» **SHORT EXERCISE**: Reproduce each record exactly.

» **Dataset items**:
**********
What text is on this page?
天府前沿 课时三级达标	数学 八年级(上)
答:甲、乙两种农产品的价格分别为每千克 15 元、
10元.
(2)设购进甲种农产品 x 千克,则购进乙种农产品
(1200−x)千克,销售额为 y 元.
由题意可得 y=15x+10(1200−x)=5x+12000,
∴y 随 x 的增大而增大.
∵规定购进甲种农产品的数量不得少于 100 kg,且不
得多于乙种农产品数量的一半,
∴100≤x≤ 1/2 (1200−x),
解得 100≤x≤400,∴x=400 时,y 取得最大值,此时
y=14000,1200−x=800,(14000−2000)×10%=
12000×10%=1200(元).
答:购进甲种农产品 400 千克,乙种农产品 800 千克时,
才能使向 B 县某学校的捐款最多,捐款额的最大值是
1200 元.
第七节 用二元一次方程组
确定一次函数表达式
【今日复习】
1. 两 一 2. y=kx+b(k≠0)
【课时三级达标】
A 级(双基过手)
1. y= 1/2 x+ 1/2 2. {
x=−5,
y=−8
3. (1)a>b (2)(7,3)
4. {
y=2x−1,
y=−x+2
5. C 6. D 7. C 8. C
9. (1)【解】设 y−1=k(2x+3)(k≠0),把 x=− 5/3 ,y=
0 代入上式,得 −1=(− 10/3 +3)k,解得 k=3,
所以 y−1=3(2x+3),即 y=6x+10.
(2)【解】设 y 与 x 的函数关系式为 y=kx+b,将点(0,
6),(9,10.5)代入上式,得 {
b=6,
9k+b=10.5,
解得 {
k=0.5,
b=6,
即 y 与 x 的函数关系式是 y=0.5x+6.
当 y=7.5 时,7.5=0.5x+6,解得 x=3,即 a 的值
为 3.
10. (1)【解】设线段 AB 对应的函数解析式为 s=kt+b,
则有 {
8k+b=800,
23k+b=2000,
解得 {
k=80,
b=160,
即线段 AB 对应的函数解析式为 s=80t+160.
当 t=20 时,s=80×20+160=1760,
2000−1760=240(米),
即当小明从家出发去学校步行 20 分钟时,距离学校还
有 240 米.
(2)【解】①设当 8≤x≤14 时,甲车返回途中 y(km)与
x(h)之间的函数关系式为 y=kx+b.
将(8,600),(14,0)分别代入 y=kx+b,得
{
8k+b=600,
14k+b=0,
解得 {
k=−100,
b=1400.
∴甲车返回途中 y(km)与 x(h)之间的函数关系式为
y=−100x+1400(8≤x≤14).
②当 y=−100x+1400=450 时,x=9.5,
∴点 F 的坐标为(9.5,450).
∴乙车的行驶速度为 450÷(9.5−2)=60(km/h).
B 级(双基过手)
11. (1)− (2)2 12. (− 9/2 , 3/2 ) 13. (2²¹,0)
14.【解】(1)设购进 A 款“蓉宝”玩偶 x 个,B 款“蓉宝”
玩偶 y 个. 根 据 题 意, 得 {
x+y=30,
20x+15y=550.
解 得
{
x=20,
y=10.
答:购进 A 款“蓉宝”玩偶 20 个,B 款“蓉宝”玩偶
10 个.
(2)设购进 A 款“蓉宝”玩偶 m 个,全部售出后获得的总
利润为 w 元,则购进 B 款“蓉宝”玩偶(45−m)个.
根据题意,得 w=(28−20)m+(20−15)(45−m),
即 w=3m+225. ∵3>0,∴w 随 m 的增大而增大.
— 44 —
**********
» **RESPONSE FOR THIS EXERCISE**:
What text is on this page?
天府前沿 课时三级达标	数学 八年级(上)
答:甲、乙两种农产品的价格分别为每千克 15 元、
10元.
(2)设购进甲种农产品 x 千克,则购进乙种农产品
(1200−x)千克,销售额为 y 元.
由题意可得 y=15x+10(1200−x)=5x+12000,
∴y 随 x 的增大而增大.
∵规定购进甲种农产品的数量不得少于 100 kg,且不
得多于乙种农产品数量的一半,
∴100≤x≤ 1/2 (1200−x),
解得 100≤x≤400,∴x=400 时,y 取得最大值,此时
y=14000,1200−x=800,(14000−2000)×10%=
12000×10%=1200(元).
答:购进甲种农产品 400 千克,乙种农产品 800 千克时,
才能使向 B 县某学校的捐款最多,捐款额的最大值是
1200 元.
第七节 用二元一次方程组
确定一次函数表达式
【今日复习】
1. 两 一 2. y=kx+b(k≠0)
【课时三级达标】
A 级(双基过手)
1. y= 1/2 x+ 1/2 2. {
x=−5,
y=−8
3. (1)a>b (2)(7,3)
4. {
y=2x−1,
y=−x+2
5. C 6. D 7. C 8. C
9. (1)【解】设 y−1=k(2x+3)(k≠0),把 x=− 5/3 ,y=
0 代入上式,得 −1=(− 10/3 +3)k,解得 k=3,
所以 y−1=3(2x+3),即 y=6x+10.
(2)【解】设 y 与 x 的函数关系式为 y=kx+b,将点(0,
6),(9,10.5)代入上式,得 {
b=6,
9k+b=10.5,
解得 {
k=0.5,
b=6,
即 y 与 x 的函数关系式是 y=0.5x+6.
当 y=7.5 时,7.5=0.5x+6,解得 x=3,即 a 的值
为 3.
10. (1)【解】设线段 AB 对应的函数解析式为 s=kt+b,
则有 {
8k+b=800,
23k+b=2000,
解得 {
k=80,
b=160,
即线段 AB 对应的函数解析式为 s=80t+160.
当 t=20 时,s=80×20+160=1760,
2000−1760=240(米),
即当小明从家出发去学校步行 20 分钟时,距离学校还
有 240 米.
(2)【解】①设当 8≤x≤14 时,甲车返回途中 y(km)与
x(h)之间的函数关系式为 y=kx+b.
将(8,600),(14,0)分别代入 y=kx+b,得
{
8k+b=600,
14k+b=0,
解得 {
k=−100,
b=1400.
∴甲车返回途中 y(km)与 x(h)之间的函数关系式为
y=−100x+1400(8≤x≤14).
②当 y=−100x+1400=450 时,x=9.5,
∴点 F 的坐标为(9.5,450).
∴乙车的行驶速度为 450÷(9.5−2)=60(km/h).
B 级(双基过手)
11. (1)− (2)2 12. (− 9/2 , 3/2 ) 13. (2²¹,0)
14.【解】(1)设购进 A 款“蓉宝”玩偶 x 个,B 款“蓉宝”
玩偶 y 个. 根 据 题 意, 得 {
x+y=30,
20x+15y=550.
解 得
{
x=20,
y=10.
答:购进 A 款“蓉宝”玩偶 20 个,B 款“蓉宝”玩偶
10 个.
(2)设购进 A 款“蓉宝”玩偶 m 个,全部售出后获得的总
利润为 w 元,则购进 B 款“蓉宝”玩偶(45−m)个.
根据题意,得 w=(28−20)m+(20−15)(45−m),
即 w=3m+225. ∵3>0,∴w 随 m 的增大而增大.
— 44 —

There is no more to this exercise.